▶ _Given exercise_: Return each line of the material verbatim.

Saved entries

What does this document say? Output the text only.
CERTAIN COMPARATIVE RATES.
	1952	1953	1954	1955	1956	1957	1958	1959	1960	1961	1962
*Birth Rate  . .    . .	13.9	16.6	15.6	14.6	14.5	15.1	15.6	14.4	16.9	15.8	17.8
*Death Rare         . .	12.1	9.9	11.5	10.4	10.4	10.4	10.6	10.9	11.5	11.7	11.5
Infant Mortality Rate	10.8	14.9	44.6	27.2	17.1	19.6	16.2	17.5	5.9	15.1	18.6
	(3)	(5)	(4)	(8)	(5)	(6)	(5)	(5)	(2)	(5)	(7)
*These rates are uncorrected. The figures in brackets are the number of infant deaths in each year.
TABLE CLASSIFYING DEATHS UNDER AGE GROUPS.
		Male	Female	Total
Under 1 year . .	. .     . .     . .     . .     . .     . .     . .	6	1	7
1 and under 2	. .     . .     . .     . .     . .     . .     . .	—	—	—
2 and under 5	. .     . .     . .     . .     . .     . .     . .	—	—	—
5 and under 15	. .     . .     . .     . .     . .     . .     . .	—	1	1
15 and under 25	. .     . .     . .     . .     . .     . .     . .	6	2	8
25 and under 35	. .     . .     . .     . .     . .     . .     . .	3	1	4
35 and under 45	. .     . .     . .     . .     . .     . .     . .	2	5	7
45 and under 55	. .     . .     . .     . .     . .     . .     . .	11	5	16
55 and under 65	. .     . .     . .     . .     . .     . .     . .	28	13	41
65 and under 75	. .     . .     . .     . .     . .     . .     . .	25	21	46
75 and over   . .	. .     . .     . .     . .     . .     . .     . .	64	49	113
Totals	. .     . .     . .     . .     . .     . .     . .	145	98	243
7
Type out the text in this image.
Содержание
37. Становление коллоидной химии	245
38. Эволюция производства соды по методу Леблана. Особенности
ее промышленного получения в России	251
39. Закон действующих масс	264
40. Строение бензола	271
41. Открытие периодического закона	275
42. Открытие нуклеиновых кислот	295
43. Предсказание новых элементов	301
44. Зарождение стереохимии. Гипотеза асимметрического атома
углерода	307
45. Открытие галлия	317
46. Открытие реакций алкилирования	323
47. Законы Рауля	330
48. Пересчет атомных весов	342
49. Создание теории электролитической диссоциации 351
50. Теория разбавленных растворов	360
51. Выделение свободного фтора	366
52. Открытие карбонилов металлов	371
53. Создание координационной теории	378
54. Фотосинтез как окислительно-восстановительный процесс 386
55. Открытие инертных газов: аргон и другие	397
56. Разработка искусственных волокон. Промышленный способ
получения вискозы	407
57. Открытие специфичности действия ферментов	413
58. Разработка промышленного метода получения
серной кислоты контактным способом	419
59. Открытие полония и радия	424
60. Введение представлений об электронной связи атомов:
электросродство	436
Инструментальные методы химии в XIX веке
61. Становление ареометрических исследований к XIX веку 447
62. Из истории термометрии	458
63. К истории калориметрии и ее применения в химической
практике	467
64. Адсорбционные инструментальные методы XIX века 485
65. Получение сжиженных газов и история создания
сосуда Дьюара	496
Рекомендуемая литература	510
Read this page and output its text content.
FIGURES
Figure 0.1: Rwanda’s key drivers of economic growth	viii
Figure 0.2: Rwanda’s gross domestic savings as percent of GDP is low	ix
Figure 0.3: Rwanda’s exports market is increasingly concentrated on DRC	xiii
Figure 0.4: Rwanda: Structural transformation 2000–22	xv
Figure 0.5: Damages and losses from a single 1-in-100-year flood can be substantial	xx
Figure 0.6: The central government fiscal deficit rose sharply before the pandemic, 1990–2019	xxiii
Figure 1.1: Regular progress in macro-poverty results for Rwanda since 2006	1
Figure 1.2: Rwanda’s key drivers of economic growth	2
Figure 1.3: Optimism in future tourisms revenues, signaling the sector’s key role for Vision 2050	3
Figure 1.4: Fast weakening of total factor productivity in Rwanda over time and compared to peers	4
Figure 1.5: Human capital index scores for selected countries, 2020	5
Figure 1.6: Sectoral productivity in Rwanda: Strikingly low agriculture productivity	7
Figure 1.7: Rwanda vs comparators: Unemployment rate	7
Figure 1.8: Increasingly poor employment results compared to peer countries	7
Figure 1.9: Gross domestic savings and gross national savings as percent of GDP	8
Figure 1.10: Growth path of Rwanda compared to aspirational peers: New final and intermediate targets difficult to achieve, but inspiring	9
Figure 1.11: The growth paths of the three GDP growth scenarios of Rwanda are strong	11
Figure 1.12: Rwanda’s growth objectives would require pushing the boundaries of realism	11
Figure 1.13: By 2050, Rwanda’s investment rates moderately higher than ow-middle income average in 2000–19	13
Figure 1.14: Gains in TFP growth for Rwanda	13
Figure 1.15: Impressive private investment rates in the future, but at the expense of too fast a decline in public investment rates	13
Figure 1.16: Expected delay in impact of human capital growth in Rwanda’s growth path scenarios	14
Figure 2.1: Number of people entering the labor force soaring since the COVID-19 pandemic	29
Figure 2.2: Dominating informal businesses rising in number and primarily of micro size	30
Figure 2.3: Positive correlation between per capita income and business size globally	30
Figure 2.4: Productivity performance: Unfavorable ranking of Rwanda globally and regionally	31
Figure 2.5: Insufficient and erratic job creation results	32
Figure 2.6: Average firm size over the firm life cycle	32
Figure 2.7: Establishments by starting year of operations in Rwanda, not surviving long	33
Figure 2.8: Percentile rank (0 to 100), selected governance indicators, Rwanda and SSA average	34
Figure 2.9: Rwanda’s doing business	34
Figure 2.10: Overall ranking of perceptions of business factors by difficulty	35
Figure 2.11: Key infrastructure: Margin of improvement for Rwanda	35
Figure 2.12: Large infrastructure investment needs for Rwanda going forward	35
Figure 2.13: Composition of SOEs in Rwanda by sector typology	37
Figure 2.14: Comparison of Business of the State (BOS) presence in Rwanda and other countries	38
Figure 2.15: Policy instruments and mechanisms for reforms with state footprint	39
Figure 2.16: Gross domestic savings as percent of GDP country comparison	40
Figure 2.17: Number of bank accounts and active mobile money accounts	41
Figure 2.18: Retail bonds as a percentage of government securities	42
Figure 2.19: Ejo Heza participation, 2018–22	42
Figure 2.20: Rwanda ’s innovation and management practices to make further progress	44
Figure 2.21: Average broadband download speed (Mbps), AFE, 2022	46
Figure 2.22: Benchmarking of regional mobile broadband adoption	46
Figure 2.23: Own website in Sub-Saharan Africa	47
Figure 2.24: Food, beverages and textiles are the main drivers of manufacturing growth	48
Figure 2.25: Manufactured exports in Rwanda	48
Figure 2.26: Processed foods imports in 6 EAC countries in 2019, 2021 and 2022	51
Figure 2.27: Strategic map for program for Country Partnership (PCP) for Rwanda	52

▶ _Answer to this exercise_:
What does this document say? Output the text only.
CERTAIN COMPARATIVE RATES.
	1952	1953	1954	1955	1956	1957	1958	1959	1960	1961	1962
*Birth Rate  . .    . .	13.9	16.6	15.6	14.6	14.5	15.1	15.6	14.4	16.9	15.8	17.8
*Death Rare         . .	12.1	9.9	11.5	10.4	10.4	10.4	10.6	10.9	11.5	11.7	11.5
Infant Mortality Rate	10.8	14.9	44.6	27.2	17.1	19.6	16.2	17.5	5.9	15.1	18.6
	(3)	(5)	(4)	(8)	(5)	(6)	(5)	(5)	(2)	(5)	(7)
*These rates are uncorrected. The figures in brackets are the number of infant deaths in each year.
TABLE CLASSIFYING DEATHS UNDER AGE GROUPS.
		Male	Female	Total
Under 1 year . .	. .     . .     . .     . .     . .     . .     . .	6	1	7
1 and under 2	. .     . .     . .     . .     . .     . .     . .	—	—	—
2 and under 5	. .     . .     . .     . .     . .     . .     . .	—	—	—
5 and under 15	. .     . .     . .     . .     . .     . .     . .	—	1	1
15 and under 25	. .     . .     . .     . .     . .     . .     . .	6	2	8
25 and under 35	. .     . .     . .     . .     . .     . .     . .	3	1	4
35 and under 45	. .     . .     . .     . .     . .     . .     . .	2	5	7
45 and under 55	. .     . .     . .     . .     . .     . .     . .	11	5	16
55 and under 65	. .     . .     . .     . .     . .     . .     . .	28	13	41
65 and under 75	. .     . .     . .     . .     . .     . .     . .	25	21	46
75 and over   . .	. .     . .     . .     . .     . .     . .     . .	64	49	113
Totals	. .     . .     . .     . .     . .     . .     . .	145	98	243
7
Type out the text in this image.
Содержание
37. Становление коллоидной химии	245
38. Эволюция производства соды по методу Леблана. Особенности
ее промышленного получения в России	251
39. Закон действующих масс	264
40. Строение бензола	271
41. Открытие периодического закона	275
42. Открытие нуклеиновых кислот	295
43. Предсказание новых элементов	301
44. Зарождение стереохимии. Гипотеза асимметрического атома
углерода	307
45. Открытие галлия	317
46. Открытие реакций алкилирования	323
47. Законы Рауля	330
48. Пересчет атомных весов	342
49. Создание теории электролитической диссоциации 351
50. Теория разбавленных растворов	360
51. Выделение свободного фтора	366
52. Открытие карбонилов металлов	371
53. Создание координационной теории	378
54. Фотосинтез как окислительно-восстановительный процесс 386
55. Открытие инертных газов: аргон и другие	397
56. Разработка искусственных волокон. Промышленный способ
получения вискозы	407
57. Открытие специфичности действия ферментов	413
58. Разработка промышленного метода получения
серной кислоты контактным способом	419
59. Открытие полония и радия	424
60. Введение представлений об электронной связи атомов:
электросродство	436
Инструментальные методы химии в XIX веке
61. Становление ареометрических исследований к XIX веку 447
62. Из истории термометрии	458
63. К истории калориметрии и ее применения в химической
практике	467
64. Адсорбционные инструментальные методы XIX века 485
65. Получение сжиженных газов и история создания
сосуда Дьюара	496
Рекомендуемая литература	510
Read this page and output its text content.
FIGURES
Figure 0.1: Rwanda’s key drivers of economic growth	viii
Figure 0.2: Rwanda’s gross domestic savings as percent of GDP is low	ix
Figure 0.3: Rwanda’s exports market is increasingly concentrated on DRC	xiii
Figure 0.4: Rwanda: Structural transformation 2000–22	xv
Figure 0.5: Damages and losses from a single 1-in-100-year flood can be substantial	xx
Figure 0.6: The central government fiscal deficit rose sharply before the pandemic, 1990–2019	xxiii
Figure 1.1: Regular progress in macro-poverty results for Rwanda since 2006	1
Figure 1.2: Rwanda’s key drivers of economic growth	2
Figure 1.3: Optimism in future tourisms revenues, signaling the sector’s key role for Vision 2050	3
Figure 1.4: Fast weakening of total factor productivity in Rwanda over time and compared to peers	4
Figure 1.5: Human capital index scores for selected countries, 2020	5
Figure 1.6: Sectoral productivity in Rwanda: Strikingly low agriculture productivity	7
Figure 1.7: Rwanda vs comparators: Unemployment rate	7
Figure 1.8: Increasingly poor employment results compared to peer countries	7
Figure 1.9: Gross domestic savings and gross national savings as percent of GDP	8
Figure 1.10: Growth path of Rwanda compared to aspirational peers: New final and intermediate targets difficult to achieve, but inspiring	9
Figure 1.11: The growth paths of the three GDP growth scenarios of Rwanda are strong	11
Figure 1.12: Rwanda’s growth objectives would require pushing the boundaries of realism	11
Figure 1.13: By 2050, Rwanda’s investment rates moderately higher than ow-middle income average in 2000–19	13
Figure 1.14: Gains in TFP growth for Rwanda	13
Figure 1.15: Impressive private investment rates in the future, but at the expense of too fast a decline in public investment rates	13
Figure 1.16: Expected delay in impact of human capital growth in Rwanda’s growth path scenarios	14
Figure 2.1: Number of people entering the labor force soaring since the COVID-19 pandemic	29
Figure 2.2: Dominating informal businesses rising in number and primarily of micro size	30
Figure 2.3: Positive correlation between per capita income and business size globally	30
Figure 2.4: Productivity performance: Unfavorable ranking of Rwanda globally and regionally	31
Figure 2.5: Insufficient and erratic job creation results	32
Figure 2.6: Average firm size over the firm life cycle	32
Figure 2.7: Establishments by starting year of operations in Rwanda, not surviving long	33
Figure 2.8: Percentile rank (0 to 100), selected governance indicators, Rwanda and SSA average	34
Figure 2.9: Rwanda’s doing business	34
Figure 2.10: Overall ranking of perceptions of business factors by difficulty	35
Figure 2.11: Key infrastructure: Margin of improvement for Rwanda	35
Figure 2.12: Large infrastructure investment needs for Rwanda going forward	35
Figure 2.13: Composition of SOEs in Rwanda by sector typology	37
Figure 2.14: Comparison of Business of the State (BOS) presence in Rwanda and other countries	38
Figure 2.15: Policy instruments and mechanisms for reforms with state footprint	39
Figure 2.16: Gross domestic savings as percent of GDP country comparison	40
Figure 2.17: Number of bank accounts and active mobile money accounts	41
Figure 2.18: Retail bonds as a percentage of government securities	42
Figure 2.19: Ejo Heza participation, 2018–22	42
Figure 2.20: Rwanda ’s innovation and management practices to make further progress	44
Figure 2.21: Average broadband download speed (Mbps), AFE, 2022	46
Figure 2.22: Benchmarking of regional mobile broadband adoption	46
Figure 2.23: Own website in Sub-Saharan Africa	47
Figure 2.24: Food, beverages and textiles are the main drivers of manufacturing growth	48
Figure 2.25: Manufactured exports in Rwanda	48
Figure 2.26: Processed foods imports in 6 EAC countries in 2019, 2021 and 2022	51
Figure 2.27: Strategic map for program for Country Partnership (PCP) for Rwanda	52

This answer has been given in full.